### WHAT THE EXERCISE ASKS:
Repeat every record exactly, but keep images out of the copy.

===== TASK DATA

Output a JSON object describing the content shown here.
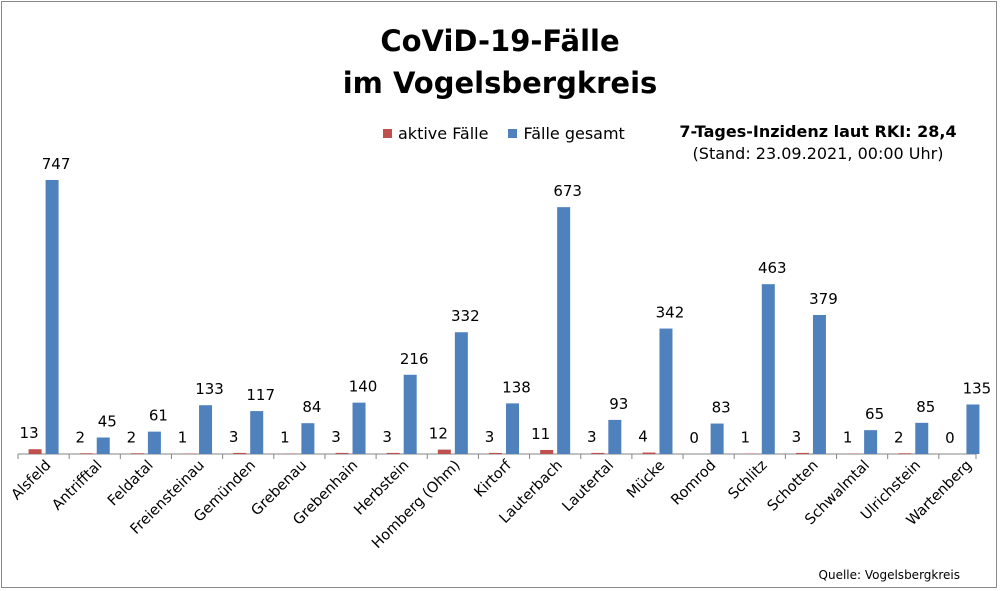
{
  "title_line1": "CoViD-19-Fälle",
  "title_line2": "im Vogelsbergkreis",
  "legend": {
    "active": "aktive Fälle",
    "total": "Fälle gesamt"
  },
  "inzidenz": {
    "line1": "7-Tages-Inzidenz laut RKI: 28,4",
    "line2": "(Stand: 23.09.2021, 00:00 Uhr)"
  },
  "source": "Quelle: Vogelsbergkreis",
  "colors": {
    "active": "#c0504d",
    "total": "#4f81bd",
    "axis": "#868686"
  },
  "chart_data": {
    "type": "bar",
    "categories": [
      "Alsfeld",
      "Antrifftal",
      "Feldatal",
      "Freiensteinau",
      "Gemünden",
      "Grebenau",
      "Grebenhain",
      "Herbstein",
      "Homberg (Ohm)",
      "Kirtorf",
      "Lauterbach",
      "Lautertal",
      "Mücke",
      "Romrod",
      "Schlitz",
      "Schotten",
      "Schwalmtal",
      "Ulrichstein",
      "Wartenberg"
    ],
    "series": [
      {
        "name": "aktive Fälle",
        "values": [
          13,
          2,
          2,
          1,
          3,
          1,
          3,
          3,
          12,
          3,
          11,
          3,
          4,
          0,
          1,
          3,
          1,
          2,
          0
        ]
      },
      {
        "name": "Fälle gesamt",
        "values": [
          747,
          45,
          61,
          133,
          117,
          84,
          140,
          216,
          332,
          138,
          673,
          93,
          342,
          83,
          463,
          379,
          65,
          85,
          135
        ]
      }
    ],
    "ylim": [
      0,
      747
    ],
    "title": "CoViD-19-Fälle im Vogelsbergkreis",
    "legend_position": "top-center",
    "grid": false
  }
}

==========

### RIGHT ANSWER:
Output a JSON object describing the content shown here.
{
  "title_line1": "CoViD-19-Fälle",
  "title_line2": "im Vogelsbergkreis",
  "legend": {
    "active": "aktive Fälle",
    "total": "Fälle gesamt"
  },
  "inzidenz": {
    "line1": "7-Tages-Inzidenz laut RKI: 28,4",
    "line2": "(Stand: 23.09.2021, 00:00 Uhr)"
  },
  "source": "Quelle: Vogelsbergkreis",
  "colors": {
    "active": "#c0504d",
    "total": "#4f81bd",
    "axis": "#868686"
  },
  "chart_data": {
    "type": "bar",
    "categories": [
      "Alsfeld",
      "Antrifftal",
      "Feldatal",
      "Freiensteinau",
      "Gemünden",
      "Grebenau",
      "Grebenhain",
      "Herbstein",
      "Homberg (Ohm)",
      "Kirtorf",
      "Lauterbach",
      "Lautertal",
      "Mücke",
      "Romrod",
      "Schlitz",
      "Schotten",
      "Schwalmtal",
      "Ulrichstein",
      "Wartenberg"
    ],
    "series": [
      {
        "name": "aktive Fälle",
        "values": [
          13,
          2,
          2,
          1,
          3,
          1,
          3,
          3,
          12,
          3,
          11,
          3,
          4,
          0,
          1,
          3,
          1,
          2,
          0
        ]
      },
      {
        "name": "Fälle gesamt",
        "values": [
          747,
          45,
          61,
          133,
          117,
          84,
          140,
          216,
          332,
          138,
          673,
          93,
          342,
          83,
          463,
          379,
          65,
          85,
          135
        ]
      }
    ],
    "ylim": [
      0,
      747
    ],
    "title": "CoViD-19-Fälle im Vogelsbergkreis",
    "legend_position": "top-center",
    "grid": false
  }
}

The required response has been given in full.